— begin —

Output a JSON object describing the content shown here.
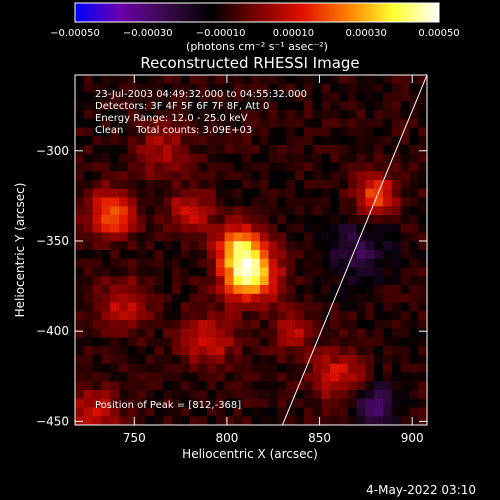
{
  "colorbar": {
    "tick_labels": [
      "-0.00050",
      "-0.00030",
      "-0.00010",
      "0.00010",
      "0.00030",
      "0.00050"
    ],
    "unit_label": "(photons cm⁻² s⁻¹ asec⁻²)",
    "range": [
      -0.0005,
      0.0005
    ],
    "colormap": [
      "#0000ff",
      "#6a00aa",
      "#3a0a4a",
      "#000000",
      "#7a0000",
      "#e01000",
      "#ff8000",
      "#ffff30",
      "#ffffff"
    ]
  },
  "chart_data": {
    "type": "heatmap",
    "title": "Reconstructed RHESSI Image",
    "xlabel": "Heliocentric X (arcsec)",
    "ylabel": "Heliocentric Y (arcsec)",
    "xlim": [
      718,
      908
    ],
    "ylim": [
      -452,
      -258
    ],
    "x_ticks": [
      750,
      800,
      850,
      900
    ],
    "x_tick_labels": [
      "750",
      "800",
      "850",
      "900"
    ],
    "y_ticks": [
      -300,
      -350,
      -400,
      -450
    ],
    "y_tick_labels": [
      "-300",
      "-350",
      "-400",
      "-450"
    ],
    "annotations": [
      "23-Jul-2003 04:49:32.000 to 04:55:32.000",
      "Detectors: 3F 4F 5F 6F 7F 8F, Att 0",
      "Energy Range: 12.0 - 25.0 keV",
      "Clean    Total counts: 3.09E+03"
    ],
    "peak_label": "Position of Peak = [812,-368]",
    "peak": [
      812,
      -368
    ],
    "limb_line": {
      "x": [
        830,
        908
      ],
      "y": [
        -452,
        -258
      ]
    },
    "sources": [
      {
        "x": 812,
        "y": -368,
        "amp": 0.00055,
        "sigma": 10
      },
      {
        "x": 806,
        "y": -352,
        "amp": 0.00035,
        "sigma": 8
      },
      {
        "x": 738,
        "y": -335,
        "amp": 0.0003,
        "sigma": 9
      },
      {
        "x": 780,
        "y": -333,
        "amp": 0.0002,
        "sigma": 8
      },
      {
        "x": 745,
        "y": -385,
        "amp": 0.00018,
        "sigma": 10
      },
      {
        "x": 790,
        "y": -405,
        "amp": 0.0002,
        "sigma": 10
      },
      {
        "x": 835,
        "y": -400,
        "amp": 0.00016,
        "sigma": 8
      },
      {
        "x": 765,
        "y": -300,
        "amp": 0.00015,
        "sigma": 10
      },
      {
        "x": 880,
        "y": -325,
        "amp": 0.00028,
        "sigma": 8
      },
      {
        "x": 860,
        "y": -425,
        "amp": 0.0002,
        "sigma": 10
      },
      {
        "x": 728,
        "y": -445,
        "amp": 0.0002,
        "sigma": 9
      },
      {
        "x": 870,
        "y": -355,
        "amp": -0.00015,
        "sigma": 12
      },
      {
        "x": 880,
        "y": -440,
        "amp": -0.0002,
        "sigma": 8
      }
    ]
  },
  "footer": {
    "timestamp": "4-May-2022 03:10"
  }
}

— end —

Challenge: Report how many lines in the records hold the word "Heliocentric", giving the number and nothing else.

Complete response: 2